§ AIM OF THE EXERCISE: Go through the records and extract every line with the word "color".
+++ DATASET CONTENT +++
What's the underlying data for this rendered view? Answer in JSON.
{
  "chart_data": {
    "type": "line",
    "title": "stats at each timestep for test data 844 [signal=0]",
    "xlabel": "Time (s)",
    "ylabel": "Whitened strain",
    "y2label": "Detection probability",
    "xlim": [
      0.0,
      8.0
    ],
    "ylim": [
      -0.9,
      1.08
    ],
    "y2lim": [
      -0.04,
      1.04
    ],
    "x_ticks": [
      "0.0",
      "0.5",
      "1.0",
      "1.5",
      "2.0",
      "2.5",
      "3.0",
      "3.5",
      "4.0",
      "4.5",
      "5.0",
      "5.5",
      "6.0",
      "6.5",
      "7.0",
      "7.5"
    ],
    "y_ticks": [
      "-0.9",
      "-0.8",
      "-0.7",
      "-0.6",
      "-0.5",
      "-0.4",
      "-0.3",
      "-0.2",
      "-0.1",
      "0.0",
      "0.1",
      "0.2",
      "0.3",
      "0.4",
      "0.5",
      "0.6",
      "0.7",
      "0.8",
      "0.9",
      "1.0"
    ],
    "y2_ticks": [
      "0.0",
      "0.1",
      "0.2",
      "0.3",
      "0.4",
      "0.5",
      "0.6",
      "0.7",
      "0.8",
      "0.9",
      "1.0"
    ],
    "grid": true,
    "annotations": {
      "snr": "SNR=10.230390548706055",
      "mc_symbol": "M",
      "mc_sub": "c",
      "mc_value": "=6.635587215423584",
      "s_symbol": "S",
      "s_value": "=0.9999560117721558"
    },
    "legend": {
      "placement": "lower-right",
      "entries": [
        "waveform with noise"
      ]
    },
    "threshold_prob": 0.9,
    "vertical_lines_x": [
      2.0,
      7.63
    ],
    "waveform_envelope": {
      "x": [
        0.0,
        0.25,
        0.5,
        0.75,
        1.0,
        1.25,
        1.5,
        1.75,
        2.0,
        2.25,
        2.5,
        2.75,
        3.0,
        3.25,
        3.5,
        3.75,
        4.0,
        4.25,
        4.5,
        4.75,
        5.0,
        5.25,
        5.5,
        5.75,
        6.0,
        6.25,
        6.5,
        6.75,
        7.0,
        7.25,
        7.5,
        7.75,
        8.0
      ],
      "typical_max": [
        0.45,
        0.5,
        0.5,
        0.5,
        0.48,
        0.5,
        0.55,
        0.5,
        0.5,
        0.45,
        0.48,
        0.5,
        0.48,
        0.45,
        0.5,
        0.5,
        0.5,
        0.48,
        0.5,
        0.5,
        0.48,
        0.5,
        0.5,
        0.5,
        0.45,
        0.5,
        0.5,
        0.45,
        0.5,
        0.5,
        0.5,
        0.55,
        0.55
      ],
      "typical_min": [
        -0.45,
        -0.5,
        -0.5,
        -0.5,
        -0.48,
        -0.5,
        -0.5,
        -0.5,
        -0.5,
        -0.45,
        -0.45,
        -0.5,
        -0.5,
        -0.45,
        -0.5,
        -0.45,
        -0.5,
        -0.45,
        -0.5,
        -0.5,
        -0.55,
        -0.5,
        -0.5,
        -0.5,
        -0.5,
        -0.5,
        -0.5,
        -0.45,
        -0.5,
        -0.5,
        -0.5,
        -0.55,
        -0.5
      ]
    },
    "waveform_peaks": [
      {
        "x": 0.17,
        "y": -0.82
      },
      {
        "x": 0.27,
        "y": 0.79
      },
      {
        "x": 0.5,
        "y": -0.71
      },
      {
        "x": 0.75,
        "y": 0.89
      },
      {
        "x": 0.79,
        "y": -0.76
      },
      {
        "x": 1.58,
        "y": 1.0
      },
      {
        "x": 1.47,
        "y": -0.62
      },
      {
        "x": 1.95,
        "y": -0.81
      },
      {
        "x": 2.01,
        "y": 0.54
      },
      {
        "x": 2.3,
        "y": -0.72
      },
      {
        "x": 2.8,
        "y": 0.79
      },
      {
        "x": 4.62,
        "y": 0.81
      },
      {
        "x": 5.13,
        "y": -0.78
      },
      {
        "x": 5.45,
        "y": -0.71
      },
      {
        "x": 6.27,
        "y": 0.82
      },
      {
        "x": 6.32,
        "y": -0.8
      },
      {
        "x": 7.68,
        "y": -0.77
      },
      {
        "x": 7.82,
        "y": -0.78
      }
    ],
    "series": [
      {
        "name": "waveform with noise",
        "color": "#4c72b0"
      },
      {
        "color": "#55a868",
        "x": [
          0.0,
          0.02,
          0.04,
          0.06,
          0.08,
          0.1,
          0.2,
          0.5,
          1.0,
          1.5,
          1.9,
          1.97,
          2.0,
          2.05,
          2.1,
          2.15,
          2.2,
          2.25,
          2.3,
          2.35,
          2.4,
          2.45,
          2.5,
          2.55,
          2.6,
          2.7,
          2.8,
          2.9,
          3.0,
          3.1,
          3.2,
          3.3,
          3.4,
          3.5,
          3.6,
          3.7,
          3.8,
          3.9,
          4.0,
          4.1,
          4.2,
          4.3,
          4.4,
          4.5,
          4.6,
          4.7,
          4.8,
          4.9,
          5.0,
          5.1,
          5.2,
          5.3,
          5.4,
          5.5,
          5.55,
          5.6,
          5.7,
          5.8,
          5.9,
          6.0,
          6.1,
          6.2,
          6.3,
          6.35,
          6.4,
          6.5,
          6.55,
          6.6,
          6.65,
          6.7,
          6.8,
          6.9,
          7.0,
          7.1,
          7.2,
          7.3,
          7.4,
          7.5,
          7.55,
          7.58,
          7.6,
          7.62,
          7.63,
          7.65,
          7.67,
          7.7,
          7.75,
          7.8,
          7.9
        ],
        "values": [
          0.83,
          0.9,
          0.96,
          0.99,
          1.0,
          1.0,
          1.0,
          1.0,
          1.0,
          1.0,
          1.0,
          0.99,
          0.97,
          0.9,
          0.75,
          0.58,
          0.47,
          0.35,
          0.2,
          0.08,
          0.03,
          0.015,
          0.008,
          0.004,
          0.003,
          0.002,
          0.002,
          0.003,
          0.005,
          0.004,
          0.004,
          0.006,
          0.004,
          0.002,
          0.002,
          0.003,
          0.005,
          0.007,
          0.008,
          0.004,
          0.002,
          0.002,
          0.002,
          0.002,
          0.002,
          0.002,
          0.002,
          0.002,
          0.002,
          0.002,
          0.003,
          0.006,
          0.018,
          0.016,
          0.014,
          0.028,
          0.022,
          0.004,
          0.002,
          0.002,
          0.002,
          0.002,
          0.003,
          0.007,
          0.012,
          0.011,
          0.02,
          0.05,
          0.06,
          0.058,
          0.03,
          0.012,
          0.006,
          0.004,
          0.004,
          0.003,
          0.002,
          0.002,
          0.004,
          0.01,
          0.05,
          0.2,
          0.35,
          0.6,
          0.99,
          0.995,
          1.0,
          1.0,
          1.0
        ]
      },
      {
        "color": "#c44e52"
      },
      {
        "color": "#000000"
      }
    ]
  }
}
+++
§ ANSWER TO THIS EXERCISE:
        "color": "#4c72b0"
        "color": "#55a868",
        "color": "#c44e52"
        "color": "#000000"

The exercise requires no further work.